* [JOB] Send back the records in full, character for character.

(Recorded data)
----------------
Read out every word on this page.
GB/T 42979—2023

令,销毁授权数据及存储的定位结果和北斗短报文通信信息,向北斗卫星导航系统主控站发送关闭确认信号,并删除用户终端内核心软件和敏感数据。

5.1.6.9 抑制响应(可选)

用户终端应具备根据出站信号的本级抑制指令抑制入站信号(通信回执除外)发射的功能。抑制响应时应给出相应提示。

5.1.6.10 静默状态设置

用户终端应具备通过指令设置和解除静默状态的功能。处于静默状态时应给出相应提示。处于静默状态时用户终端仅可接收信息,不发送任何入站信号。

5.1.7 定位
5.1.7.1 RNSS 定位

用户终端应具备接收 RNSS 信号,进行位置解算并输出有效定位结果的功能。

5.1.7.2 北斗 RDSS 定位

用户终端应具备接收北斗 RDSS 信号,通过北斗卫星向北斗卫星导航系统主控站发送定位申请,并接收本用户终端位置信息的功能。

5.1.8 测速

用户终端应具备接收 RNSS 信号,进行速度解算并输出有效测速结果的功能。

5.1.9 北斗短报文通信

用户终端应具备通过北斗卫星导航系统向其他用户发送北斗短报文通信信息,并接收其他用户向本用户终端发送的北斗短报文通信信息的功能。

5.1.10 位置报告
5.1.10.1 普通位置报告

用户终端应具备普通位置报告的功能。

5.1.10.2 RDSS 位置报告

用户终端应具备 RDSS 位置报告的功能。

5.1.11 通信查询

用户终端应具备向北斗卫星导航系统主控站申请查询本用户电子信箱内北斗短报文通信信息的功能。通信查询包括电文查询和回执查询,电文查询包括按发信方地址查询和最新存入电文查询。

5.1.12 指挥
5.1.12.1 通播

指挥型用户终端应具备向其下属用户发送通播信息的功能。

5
----------------
* [THE COMPLETED TASK]
Read out every word on this page.
GB/T 42979—2023

令,销毁授权数据及存储的定位结果和北斗短报文通信信息,向北斗卫星导航系统主控站发送关闭确认信号,并删除用户终端内核心软件和敏感数据。

5.1.6.9 抑制响应(可选)

用户终端应具备根据出站信号的本级抑制指令抑制入站信号(通信回执除外)发射的功能。抑制响应时应给出相应提示。

5.1.6.10 静默状态设置

用户终端应具备通过指令设置和解除静默状态的功能。处于静默状态时应给出相应提示。处于静默状态时用户终端仅可接收信息,不发送任何入站信号。

5.1.7 定位
5.1.7.1 RNSS 定位

用户终端应具备接收 RNSS 信号,进行位置解算并输出有效定位结果的功能。

5.1.7.2 北斗 RDSS 定位

用户终端应具备接收北斗 RDSS 信号,通过北斗卫星向北斗卫星导航系统主控站发送定位申请,并接收本用户终端位置信息的功能。

5.1.8 测速

用户终端应具备接收 RNSS 信号,进行速度解算并输出有效测速结果的功能。

5.1.9 北斗短报文通信

用户终端应具备通过北斗卫星导航系统向其他用户发送北斗短报文通信信息,并接收其他用户向本用户终端发送的北斗短报文通信信息的功能。

5.1.10 位置报告
5.1.10.1 普通位置报告

用户终端应具备普通位置报告的功能。

5.1.10.2 RDSS 位置报告

用户终端应具备 RDSS 位置报告的功能。

5.1.11 通信查询

用户终端应具备向北斗卫星导航系统主控站申请查询本用户电子信箱内北斗短报文通信信息的功能。通信查询包括电文查询和回执查询,电文查询包括按发信方地址查询和最新存入电文查询。

5.1.12 指挥
5.1.12.1 通播

指挥型用户终端应具备向其下属用户发送通播信息的功能。

5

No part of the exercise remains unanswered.